▸ **Stored records**
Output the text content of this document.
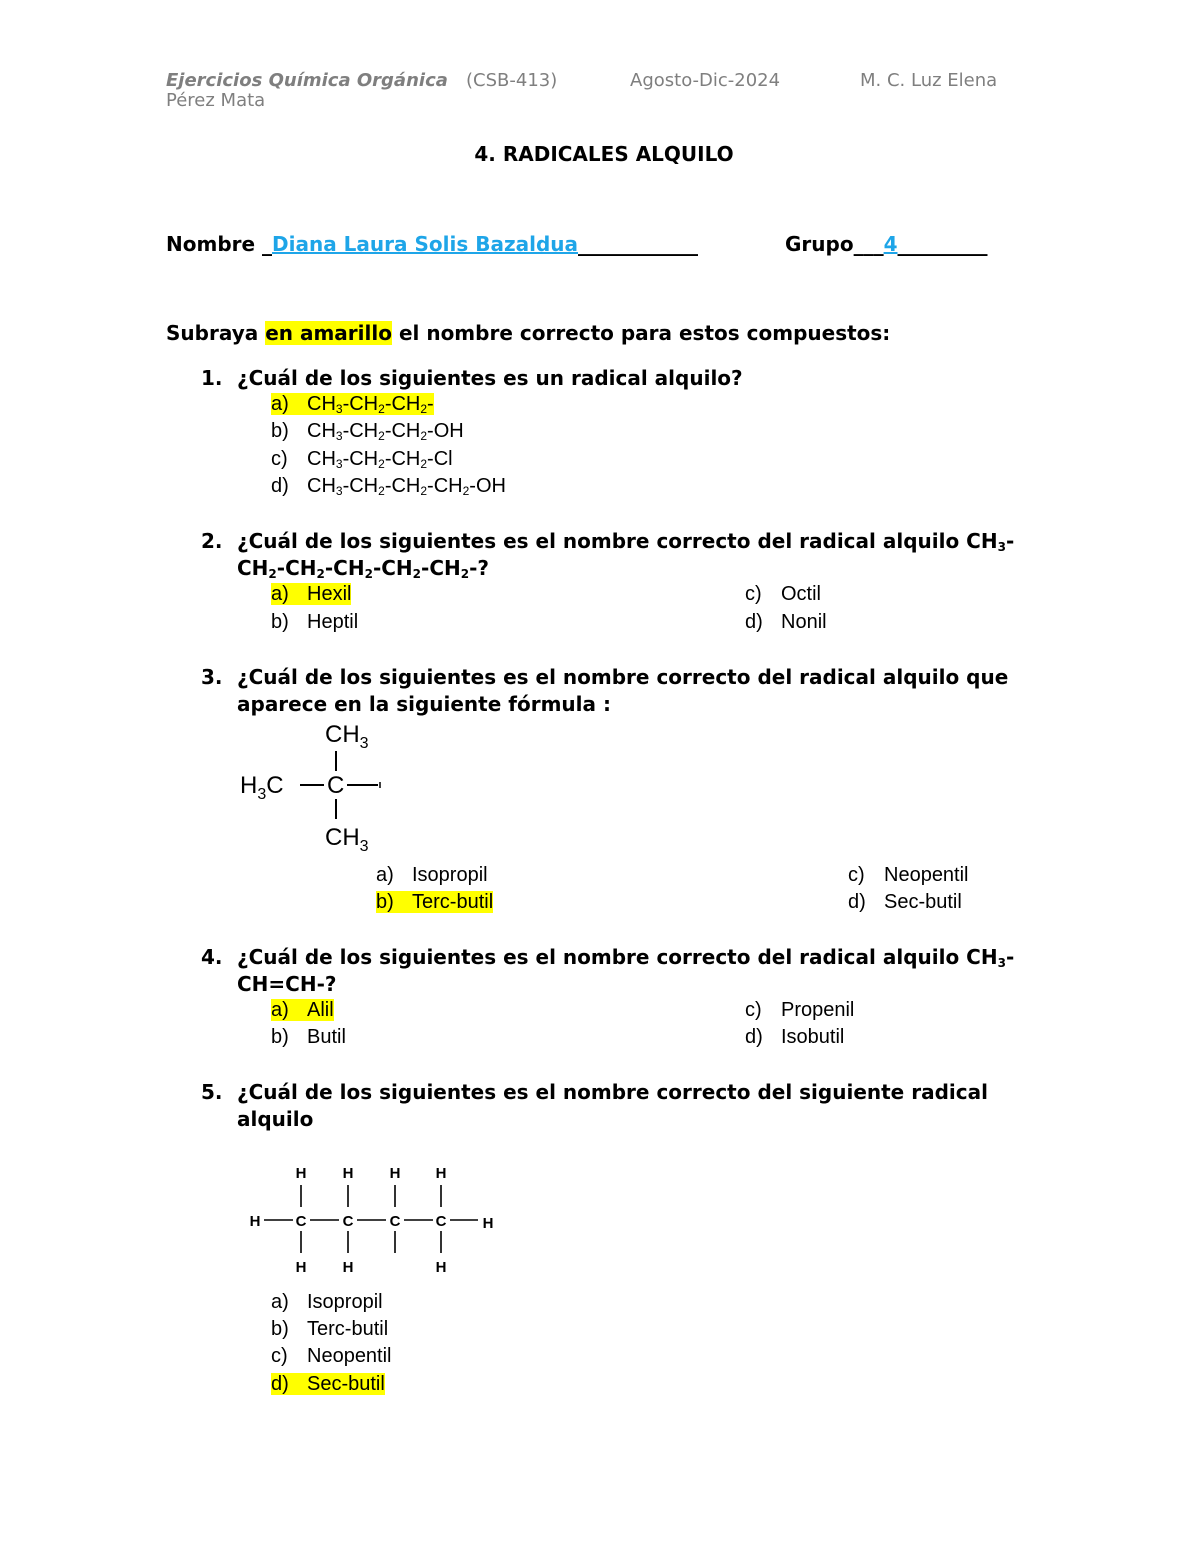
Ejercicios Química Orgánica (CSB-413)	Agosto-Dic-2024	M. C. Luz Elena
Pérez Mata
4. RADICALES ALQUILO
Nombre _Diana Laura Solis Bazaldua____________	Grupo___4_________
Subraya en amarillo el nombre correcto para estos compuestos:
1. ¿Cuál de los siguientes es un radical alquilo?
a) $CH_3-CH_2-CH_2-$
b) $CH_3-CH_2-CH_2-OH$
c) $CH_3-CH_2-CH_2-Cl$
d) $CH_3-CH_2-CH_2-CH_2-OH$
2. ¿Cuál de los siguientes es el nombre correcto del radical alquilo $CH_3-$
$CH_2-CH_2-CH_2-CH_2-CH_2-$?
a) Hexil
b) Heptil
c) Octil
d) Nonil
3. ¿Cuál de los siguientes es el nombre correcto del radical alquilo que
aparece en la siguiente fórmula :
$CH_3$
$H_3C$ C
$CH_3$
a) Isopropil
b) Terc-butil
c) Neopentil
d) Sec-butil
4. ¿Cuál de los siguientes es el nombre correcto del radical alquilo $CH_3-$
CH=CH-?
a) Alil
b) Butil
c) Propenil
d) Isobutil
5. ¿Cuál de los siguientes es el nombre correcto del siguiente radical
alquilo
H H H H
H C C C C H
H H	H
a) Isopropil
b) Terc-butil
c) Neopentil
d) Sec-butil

▸ **Aim of the task**
With the pictures left out, transcribe the material exactly.

▸ **Written answer**
Output the text content of this document.
Ejercicios Química Orgánica (CSB-413)	Agosto-Dic-2024	M. C. Luz Elena
Pérez Mata
4. RADICALES ALQUILO
Nombre _Diana Laura Solis Bazaldua____________	Grupo___4_________
Subraya en amarillo el nombre correcto para estos compuestos:
1. ¿Cuál de los siguientes es un radical alquilo?
a) $CH_3-CH_2-CH_2-$
b) $CH_3-CH_2-CH_2-OH$
c) $CH_3-CH_2-CH_2-Cl$
d) $CH_3-CH_2-CH_2-CH_2-OH$
2. ¿Cuál de los siguientes es el nombre correcto del radical alquilo $CH_3-$
$CH_2-CH_2-CH_2-CH_2-CH_2-$?
a) Hexil
b) Heptil
c) Octil
d) Nonil
3. ¿Cuál de los siguientes es el nombre correcto del radical alquilo que
aparece en la siguiente fórmula :
$CH_3$
$H_3C$ C
$CH_3$
a) Isopropil
b) Terc-butil
c) Neopentil
d) Sec-butil
4. ¿Cuál de los siguientes es el nombre correcto del radical alquilo $CH_3-$
CH=CH-?
a) Alil
b) Butil
c) Propenil
d) Isobutil
5. ¿Cuál de los siguientes es el nombre correcto del siguiente radical
alquilo
H H H H
H C C C C H
H H	H
a) Isopropil
b) Terc-butil
c) Neopentil
d) Sec-butil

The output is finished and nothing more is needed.